>> Begin Given entries
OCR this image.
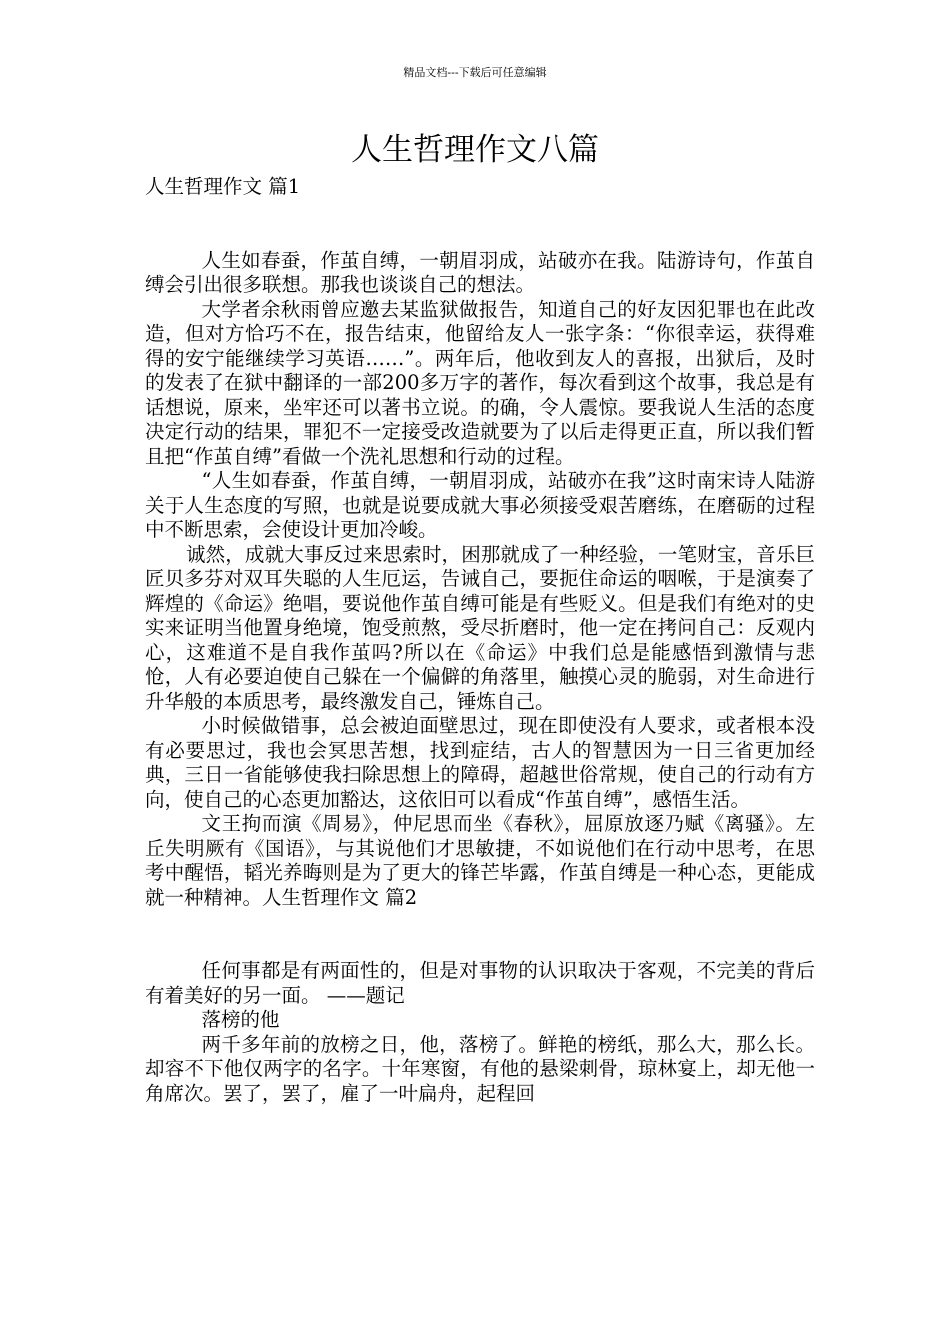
精品文档---下载后可任意编辑
人生哲理作文八篇

人生哲理作文 篇1

人生如春蚕，作茧自缚，一朝眉羽成，站破亦在我。陆游诗句，作茧自缚会引出很多联想。那我也谈谈自己的想法。

大学者余秋雨曾应邀去某监狱做报告，知道自己的好友因犯罪也在此改造，但对方恰巧不在，报告结束，他留给友人一张字条：“你很幸运，获得难得的安宁能继续学习英语……”。两年后，他收到友人的喜报，出狱后，及时的发表了在狱中翻译的一部200多万字的著作，每次看到这个故事，我总是有话想说，原来，坐牢还可以著书立说。的确，令人震惊。要我说人生活的态度决定行动的结果，罪犯不一定接受改造就要为了以后走得更正直，所以我们暂且把“作茧自缚”看做一个洗礼思想和行动的过程。

“人生如春蚕，作茧自缚，一朝眉羽成，站破亦在我”这时南宋诗人陆游关于人生态度的写照，也就是说要成就大事必须接受艰苦磨练，在磨砺的过程中不断思索，会使设计更加冷峻。

诚然，成就大事反过来思索时，困那就成了一种经验，一笔财宝，音乐巨匠贝多芬对双耳失聪的人生厄运，告诫自己，要扼住命运的咽喉，于是演奏了辉煌的《命运》绝唱，要说他作茧自缚可能是有些贬义。但是我们有绝对的史实来证明当他置身绝境，饱受煎熬，受尽折磨时，他一定在拷问自己：反观内心，这难道不是自我作茧吗?所以在《命运》中我们总是能感悟到激情与悲怆，人有必要迫使自己躲在一个偏僻的角落里，触摸心灵的脆弱，对生命进行升华般的本质思考，最终激发自己，锤炼自己。

小时候做错事，总会被迫面壁思过，现在即使没有人要求，或者根本没有必要思过，我也会冥思苦想，找到症结，古人的智慧因为一日三省更加经典，三日一省能够使我扫除思想上的障碍，超越世俗常规，使自己的行动有方向，使自己的心态更加豁达，这依旧可以看成“作茧自缚”，感悟生活。

文王拘而演《周易》，仲尼思而坐《春秋》，屈原放逐乃赋《离骚》。左丘失明厥有《国语》，与其说他们才思敏捷，不如说他们在行动中思考，在思考中醒悟，韬光养晦则是为了更大的锋芒毕露，作茧自缚是一种心态，更能成就一种精神。人生哲理作文 篇2

任何事都是有两面性的，但是对事物的认识取决于客观，不完美的背后有着美好的另一面。 ——题记

落榜的他

两千多年前的放榜之日，他，落榜了。鲜艳的榜纸，那么大，那么长。却容不下他仅两字的名字。十年寒窗，有他的悬梁刺骨，琼林宴上，却无他一角席次。罢了，罢了，雇了一叶扁舟，起程回
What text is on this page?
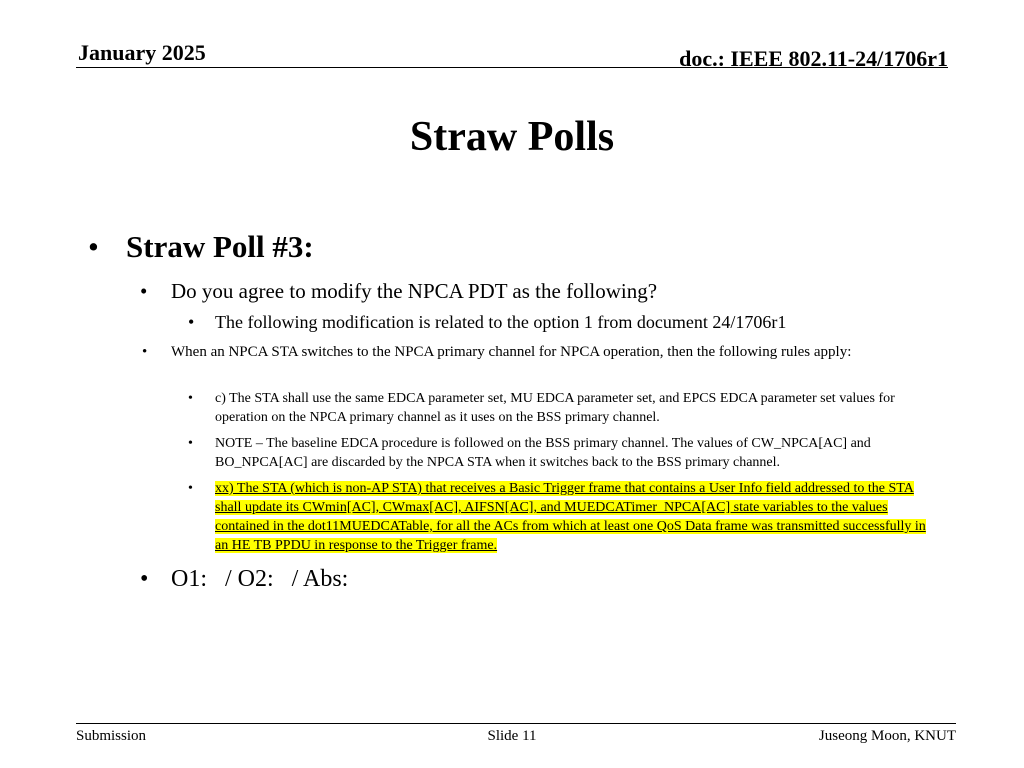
January 2025	doc.: IEEE 802.11-24/1706r1
Straw Polls
• Straw Poll #3:
•	Do you agree to modify the NPCA PDT as the following?
•	The following modification is related to the option 1 from document 24/1706r1
•	When an NPCA STA switches to the NPCA primary channel for NPCA operation, then the following rules apply:
•	c) The STA shall use the same EDCA parameter set, MU EDCA parameter set, and EPCS EDCA parameter set values for operation on the NPCA primary channel as it uses on the BSS primary channel.
•	NOTE – The baseline EDCA procedure is followed on the BSS primary channel. The values of CW_NPCA[AC] and BO_NPCA[AC] are discarded by the NPCA STA when it switches back to the BSS primary channel.
•	xx) The STA (which is non-AP STA) that receives a Basic Trigger frame that contains a User Info field addressed to the STA shall update its CWmin[AC], CWmax[AC], AIFSN[AC], and MUEDCATimer_NPCA[AC] state variables to the values contained in the dot11MUEDCATable, for all the ACs from which at least one QoS Data frame was transmitted successfully in an HE TB PPDU in response to the Trigger frame.
• O1:   / O2:   / Abs:
Submission	Slide 11	Juseong Moon, KNUT
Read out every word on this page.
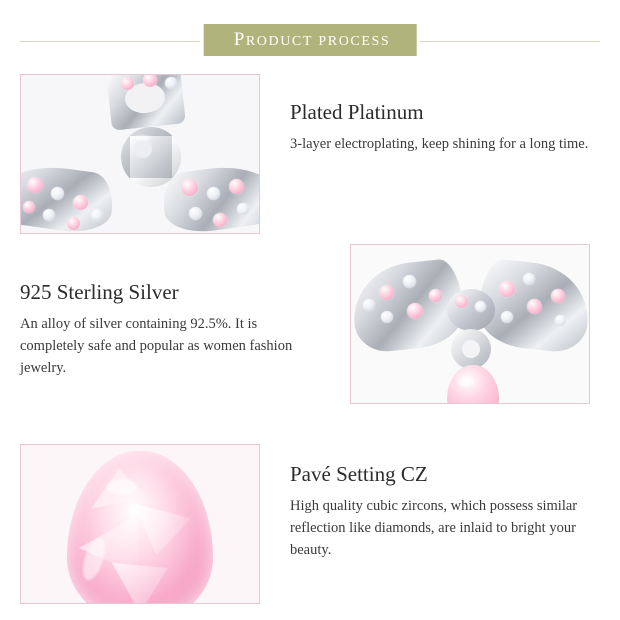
PRODUCT PROCESS
Plated Platinum

3-layer electroplating, keep shining for a long time.

925 Sterling Silver

An alloy of silver containing 92.5%. It is completely safe and popular as women fashion jewelry.

Pavé Setting CZ

High quality cubic zircons, which possess similar reflection like diamonds, are inlaid to bright your beauty.
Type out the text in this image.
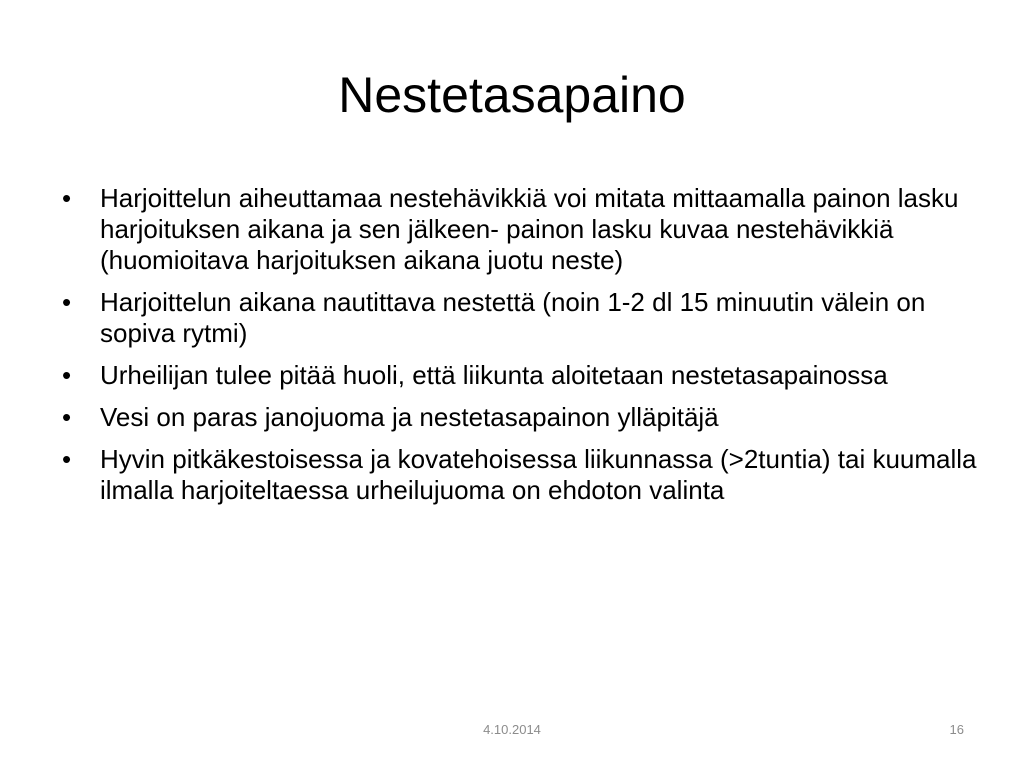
Nestetasapaino
•	Harjoittelun aiheuttamaa nestehävikkiä voi mitata mittaamalla painon lasku harjoituksen aikana ja sen jälkeen- painon lasku kuvaa nestehävikkiä (huomioitava harjoituksen aikana juotu neste)
•	Harjoittelun aikana nautittava nestettä (noin 1-2 dl 15 minuutin välein on sopiva rytmi)
•	Urheilijan tulee pitää huoli, että liikunta aloitetaan nestetasapainossa
•	Vesi on paras janojuoma ja nestetasapainon ylläpitäjä
•	Hyvin pitkäkestoisessa ja kovatehoisessa liikunnassa (>2tuntia) tai kuumalla ilmalla harjoiteltaessa urheilujuoma on ehdoton valinta
4.10.2014	16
>> End Given entries
:: Work to do ::
Return every line from the records above that holds the word "aikana".

:: Full solution ::
•	Harjoittelun aiheuttamaa nestehävikkiä voi mitata mittaamalla painon lasku harjoituksen aikana ja sen jälkeen- painon lasku kuvaa nestehävikkiä (huomioitava harjoituksen aikana juotu neste)
•	Harjoittelun aikana nautittava nestettä (noin 1-2 dl 15 minuutin välein on sopiva rytmi)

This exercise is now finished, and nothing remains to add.